- SELECTED TEXT:
Returns an array of event_accumulator.CompressedHistogramEvents ([wall_time, step, CompressedHistogramValues]) for the given run and tag.

CompressedHistogramValues is a list of namedtuples with each tuple specifying a basis point (bps) as well as an interpolated value of the histogram value at that basis point. A basis point is 1/100 of a percent.

The current compression strategy is to choose basis points that correspond to the median and bands of 1SD, 2SD, and 3SDs around the median. Note that the current compression strategy does not work well for representing multimodal data -- this is something that will be improved in a later iteration.

Annotated Example: (note - real data is higher precision)

[
  [
    1441154832.580509,   # wall_time
    5,                   # step
    [  [0, -3.67],       # CompressedHistogramValue for 0th percentile
      [2500, -4.19],    # CompressedHistogramValue for 25th percentile
      [5000, 6.29],
      [7500, 1.64],
      [10000, 3.67]
    ]
  ],
  ...
]

/data/images?run=foo&tag=bar

Gets a sample of ImageMetadatas for the given run and tag.

Returns an array of objects containing information about available images, crucially including the query parameter that may be used to retrieve that image. (See /individualImage for details.)

For example:

  {
    "width": 28,                 # width in pixels
    "height": 28,                # height in pixels
    "wall_time": 1440210599.246, # time in seconds since epoch
    "step": 63702821,            # number of steps that have passed
    "query": "index=0&tagname=input%2Fimage%2F2&run=train"

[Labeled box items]
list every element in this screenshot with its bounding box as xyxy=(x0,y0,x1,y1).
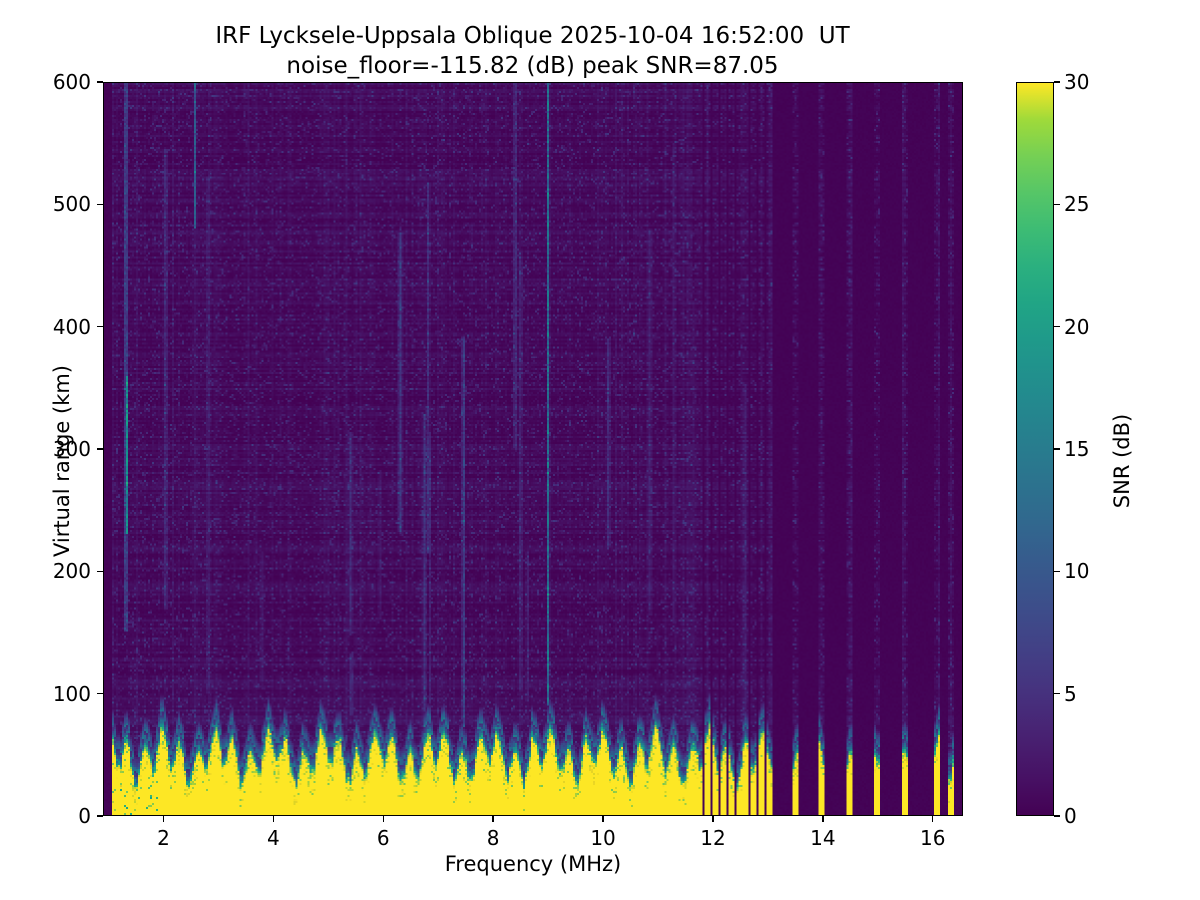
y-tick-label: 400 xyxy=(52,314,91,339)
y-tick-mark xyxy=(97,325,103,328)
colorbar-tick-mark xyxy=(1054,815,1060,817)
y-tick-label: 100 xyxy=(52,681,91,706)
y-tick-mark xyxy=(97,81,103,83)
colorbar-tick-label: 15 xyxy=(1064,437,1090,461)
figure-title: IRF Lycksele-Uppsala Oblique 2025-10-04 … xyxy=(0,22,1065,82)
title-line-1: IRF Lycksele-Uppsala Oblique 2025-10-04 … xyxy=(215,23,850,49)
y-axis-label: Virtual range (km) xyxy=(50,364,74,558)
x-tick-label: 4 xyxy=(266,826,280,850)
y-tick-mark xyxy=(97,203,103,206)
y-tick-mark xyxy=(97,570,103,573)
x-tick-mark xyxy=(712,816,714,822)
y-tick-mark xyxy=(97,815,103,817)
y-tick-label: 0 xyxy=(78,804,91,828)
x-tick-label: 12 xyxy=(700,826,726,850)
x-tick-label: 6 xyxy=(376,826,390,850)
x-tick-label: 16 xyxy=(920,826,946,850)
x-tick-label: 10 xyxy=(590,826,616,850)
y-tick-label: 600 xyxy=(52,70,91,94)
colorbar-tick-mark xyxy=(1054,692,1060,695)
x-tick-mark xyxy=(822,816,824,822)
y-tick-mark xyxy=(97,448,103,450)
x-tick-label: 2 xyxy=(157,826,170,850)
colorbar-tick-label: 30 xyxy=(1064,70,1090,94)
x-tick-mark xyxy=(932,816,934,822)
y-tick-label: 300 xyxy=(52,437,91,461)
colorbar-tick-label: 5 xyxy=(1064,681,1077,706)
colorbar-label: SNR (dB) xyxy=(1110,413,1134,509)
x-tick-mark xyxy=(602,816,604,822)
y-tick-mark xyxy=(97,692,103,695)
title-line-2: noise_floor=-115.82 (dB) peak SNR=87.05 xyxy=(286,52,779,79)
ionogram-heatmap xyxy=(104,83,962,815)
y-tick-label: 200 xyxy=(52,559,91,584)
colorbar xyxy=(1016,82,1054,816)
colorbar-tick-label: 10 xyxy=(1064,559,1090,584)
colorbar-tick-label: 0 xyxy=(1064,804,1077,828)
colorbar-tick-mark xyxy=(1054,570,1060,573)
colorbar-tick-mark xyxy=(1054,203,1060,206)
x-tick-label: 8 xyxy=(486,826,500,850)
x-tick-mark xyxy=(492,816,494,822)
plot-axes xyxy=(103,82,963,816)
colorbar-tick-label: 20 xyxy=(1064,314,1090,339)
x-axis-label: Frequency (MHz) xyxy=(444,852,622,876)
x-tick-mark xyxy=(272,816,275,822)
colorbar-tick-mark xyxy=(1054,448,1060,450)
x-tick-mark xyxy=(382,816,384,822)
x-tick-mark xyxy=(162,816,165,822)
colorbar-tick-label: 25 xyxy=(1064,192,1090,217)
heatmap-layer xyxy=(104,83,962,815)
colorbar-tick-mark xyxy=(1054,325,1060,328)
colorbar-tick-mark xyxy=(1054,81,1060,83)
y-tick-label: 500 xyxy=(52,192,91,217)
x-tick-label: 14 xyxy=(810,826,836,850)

- SET TASK 1: Copy the passage of the endpoint documentation that begins at the words "The current compression strategy is" and stops after "a later iteration.", putting "skewed data" in place of "multimodal data".
- SET TASK 2: How does the endpoint documentation define a basis point?

- WRITTEN ANSWER 1:
The current compression strategy is to choose basis points that correspond to the median and bands of 1SD, 2SD, and 3SDs around the median. Note that the current compression strategy does not work well for representing skewed data -- this is something that will be improved in a later iteration.

- WRITTEN ANSWER 2: A basis point is 1/100 of a percent.